**Exercise**:
Select, from the material below, each line with "Images" in it.
------------------------------
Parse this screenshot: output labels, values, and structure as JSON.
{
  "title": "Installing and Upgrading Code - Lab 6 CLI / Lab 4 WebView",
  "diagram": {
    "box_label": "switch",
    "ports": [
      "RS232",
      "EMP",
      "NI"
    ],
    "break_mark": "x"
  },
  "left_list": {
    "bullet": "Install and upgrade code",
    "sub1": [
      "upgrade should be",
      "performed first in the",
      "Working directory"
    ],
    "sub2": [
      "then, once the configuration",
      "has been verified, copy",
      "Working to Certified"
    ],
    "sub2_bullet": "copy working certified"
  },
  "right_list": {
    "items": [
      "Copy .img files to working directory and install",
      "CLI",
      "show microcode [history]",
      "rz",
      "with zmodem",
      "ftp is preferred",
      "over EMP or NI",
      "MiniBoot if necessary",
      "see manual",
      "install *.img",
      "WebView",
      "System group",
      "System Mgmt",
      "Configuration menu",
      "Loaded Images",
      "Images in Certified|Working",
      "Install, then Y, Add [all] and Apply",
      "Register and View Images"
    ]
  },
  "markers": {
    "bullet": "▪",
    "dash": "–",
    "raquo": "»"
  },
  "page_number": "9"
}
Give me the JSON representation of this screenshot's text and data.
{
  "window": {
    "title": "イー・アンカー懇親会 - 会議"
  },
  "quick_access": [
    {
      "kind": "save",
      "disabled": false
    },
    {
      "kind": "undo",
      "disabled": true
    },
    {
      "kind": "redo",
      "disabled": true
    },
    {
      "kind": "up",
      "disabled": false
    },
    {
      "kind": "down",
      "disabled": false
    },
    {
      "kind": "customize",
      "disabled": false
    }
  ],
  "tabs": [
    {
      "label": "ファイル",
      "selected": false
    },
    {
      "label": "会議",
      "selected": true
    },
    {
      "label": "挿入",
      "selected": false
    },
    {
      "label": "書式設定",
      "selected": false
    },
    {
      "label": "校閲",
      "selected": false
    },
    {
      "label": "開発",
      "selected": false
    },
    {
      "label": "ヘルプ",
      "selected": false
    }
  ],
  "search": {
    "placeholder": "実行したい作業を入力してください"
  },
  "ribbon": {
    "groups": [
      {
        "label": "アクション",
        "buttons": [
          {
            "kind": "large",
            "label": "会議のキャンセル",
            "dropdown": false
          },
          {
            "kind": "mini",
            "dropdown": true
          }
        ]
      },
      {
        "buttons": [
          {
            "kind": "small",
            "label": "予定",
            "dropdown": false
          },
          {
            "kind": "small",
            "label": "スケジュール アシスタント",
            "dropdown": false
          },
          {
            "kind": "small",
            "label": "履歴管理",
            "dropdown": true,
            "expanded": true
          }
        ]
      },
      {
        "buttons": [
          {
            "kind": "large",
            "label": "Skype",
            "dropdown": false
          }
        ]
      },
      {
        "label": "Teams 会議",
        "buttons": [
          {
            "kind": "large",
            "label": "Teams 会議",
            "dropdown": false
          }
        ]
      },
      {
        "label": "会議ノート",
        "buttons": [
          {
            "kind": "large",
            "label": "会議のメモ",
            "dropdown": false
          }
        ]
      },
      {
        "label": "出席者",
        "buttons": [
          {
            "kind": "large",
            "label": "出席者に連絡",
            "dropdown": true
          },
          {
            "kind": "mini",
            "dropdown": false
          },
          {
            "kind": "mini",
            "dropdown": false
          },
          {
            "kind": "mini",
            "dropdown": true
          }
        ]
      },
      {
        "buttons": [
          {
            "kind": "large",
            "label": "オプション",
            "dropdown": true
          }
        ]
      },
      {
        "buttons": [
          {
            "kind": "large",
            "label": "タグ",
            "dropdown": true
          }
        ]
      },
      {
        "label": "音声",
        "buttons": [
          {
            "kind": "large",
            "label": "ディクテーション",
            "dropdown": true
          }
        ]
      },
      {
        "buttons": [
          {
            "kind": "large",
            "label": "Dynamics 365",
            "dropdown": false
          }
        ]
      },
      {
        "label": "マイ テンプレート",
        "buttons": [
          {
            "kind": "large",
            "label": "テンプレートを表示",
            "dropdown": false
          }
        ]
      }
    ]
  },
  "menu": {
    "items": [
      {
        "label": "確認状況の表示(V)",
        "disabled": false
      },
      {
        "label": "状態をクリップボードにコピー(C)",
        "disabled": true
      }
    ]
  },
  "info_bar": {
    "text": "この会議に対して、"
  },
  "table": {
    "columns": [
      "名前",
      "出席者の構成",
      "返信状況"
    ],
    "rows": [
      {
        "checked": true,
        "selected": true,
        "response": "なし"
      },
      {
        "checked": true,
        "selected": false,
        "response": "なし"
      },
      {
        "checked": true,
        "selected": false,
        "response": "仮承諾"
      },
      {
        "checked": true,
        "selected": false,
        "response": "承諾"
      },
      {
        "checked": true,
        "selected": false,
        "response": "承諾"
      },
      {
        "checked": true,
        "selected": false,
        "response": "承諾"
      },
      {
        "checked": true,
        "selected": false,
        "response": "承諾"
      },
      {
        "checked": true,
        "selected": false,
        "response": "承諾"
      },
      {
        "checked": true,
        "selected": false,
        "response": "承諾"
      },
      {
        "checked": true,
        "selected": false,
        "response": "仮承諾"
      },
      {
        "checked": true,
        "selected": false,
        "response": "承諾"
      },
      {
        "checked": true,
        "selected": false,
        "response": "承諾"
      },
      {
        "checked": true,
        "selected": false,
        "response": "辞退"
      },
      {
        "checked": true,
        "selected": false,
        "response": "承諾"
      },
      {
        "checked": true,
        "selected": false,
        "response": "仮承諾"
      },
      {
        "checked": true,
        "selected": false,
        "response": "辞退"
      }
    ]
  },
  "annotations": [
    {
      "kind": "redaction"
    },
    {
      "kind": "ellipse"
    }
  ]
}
------------------------------
**Solution to the exercise**:
      "Loaded Images",
      "Images in Certified|Working",
      "Register and View Images"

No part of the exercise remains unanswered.